[begin Provided records]

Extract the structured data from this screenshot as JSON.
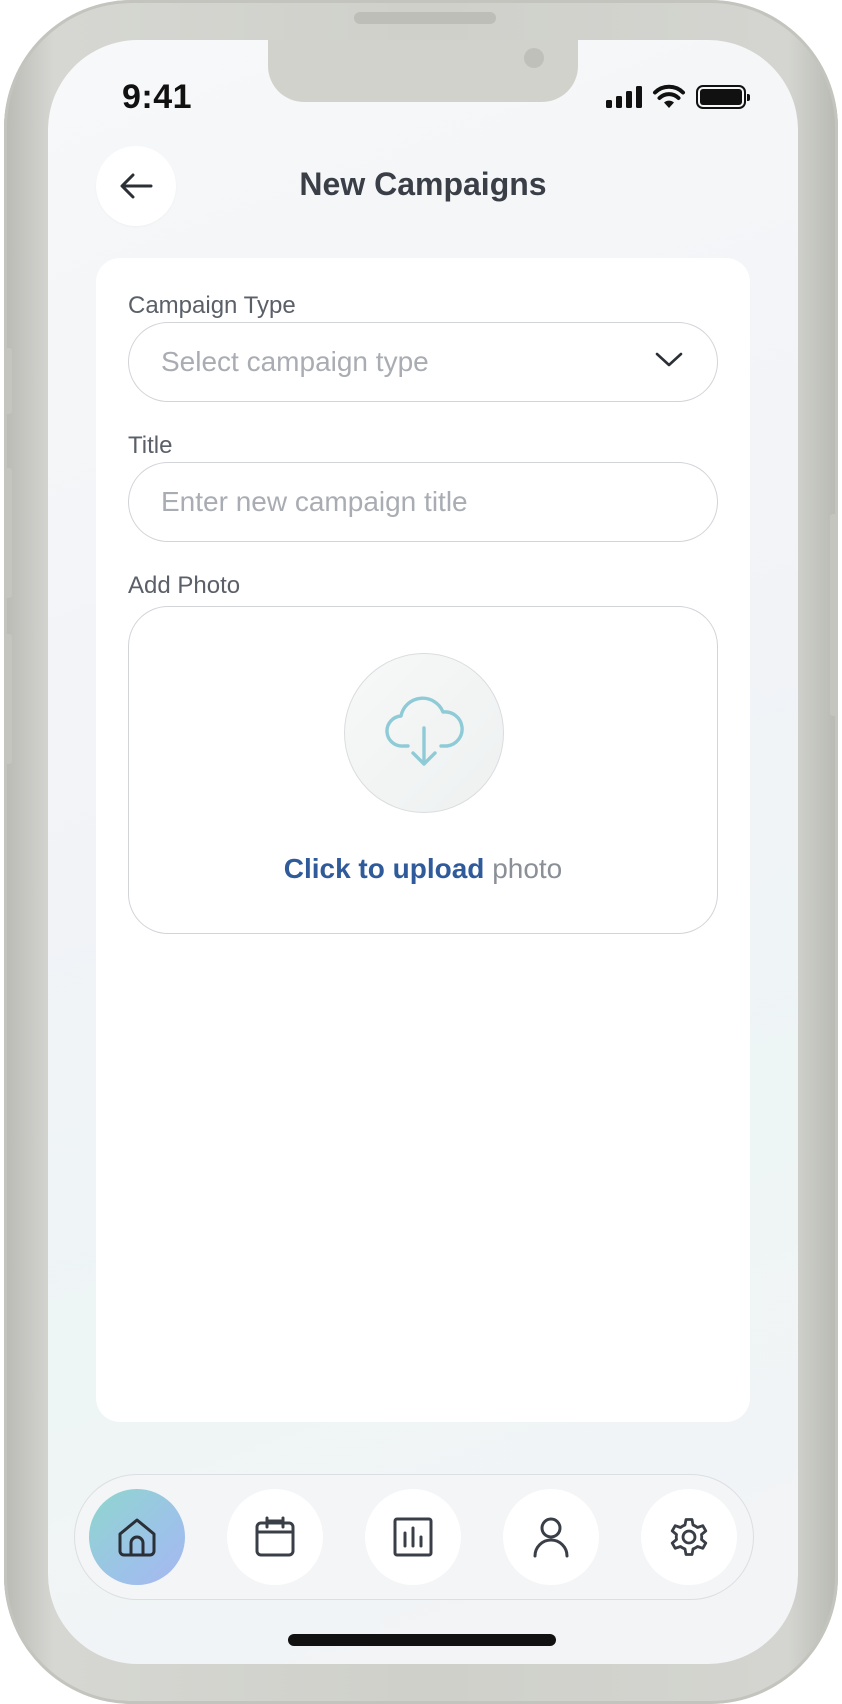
{
  "status_bar": {
    "time": "9:41"
  },
  "header": {
    "title": "New Campaigns"
  },
  "form": {
    "campaign_type": {
      "label": "Campaign Type",
      "placeholder": "Select campaign type"
    },
    "title": {
      "label": "Title",
      "placeholder": "Enter new campaign title"
    },
    "photo": {
      "label": "Add Photo",
      "upload_link": "Click to upload",
      "upload_suffix": "photo"
    }
  },
  "bottom_nav": {
    "items": [
      {
        "icon": "home-icon",
        "active": true
      },
      {
        "icon": "calendar-icon",
        "active": false
      },
      {
        "icon": "chart-icon",
        "active": false
      },
      {
        "icon": "user-icon",
        "active": false
      },
      {
        "icon": "gear-icon",
        "active": false
      }
    ]
  },
  "colors": {
    "accent_link": "#2f5b9a",
    "upload_icon": "#8fcbd6",
    "active_nav_gradient_start": "#8fd6cd",
    "active_nav_gradient_end": "#a7b7f0"
  }
}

[end Provided records]

» **Goal of the exercise**
Exclude the images and reproduce the remaining data exactly.

» **Final result**
Extract the structured data from this screenshot as JSON.
{
  "status_bar": {
    "time": "9:41"
  },
  "header": {
    "title": "New Campaigns"
  },
  "form": {
    "campaign_type": {
      "label": "Campaign Type",
      "placeholder": "Select campaign type"
    },
    "title": {
      "label": "Title",
      "placeholder": "Enter new campaign title"
    },
    "photo": {
      "label": "Add Photo",
      "upload_link": "Click to upload",
      "upload_suffix": "photo"
    }
  },
  "bottom_nav": {
    "items": [
      {
        "icon": "home-icon",
        "active": true
      },
      {
        "icon": "calendar-icon",
        "active": false
      },
      {
        "icon": "chart-icon",
        "active": false
      },
      {
        "icon": "user-icon",
        "active": false
      },
      {
        "icon": "gear-icon",
        "active": false
      }
    ]
  },
  "colors": {
    "accent_link": "#2f5b9a",
    "upload_icon": "#8fcbd6",
    "active_nav_gradient_start": "#8fd6cd",
    "active_nav_gradient_end": "#a7b7f0"
  }
}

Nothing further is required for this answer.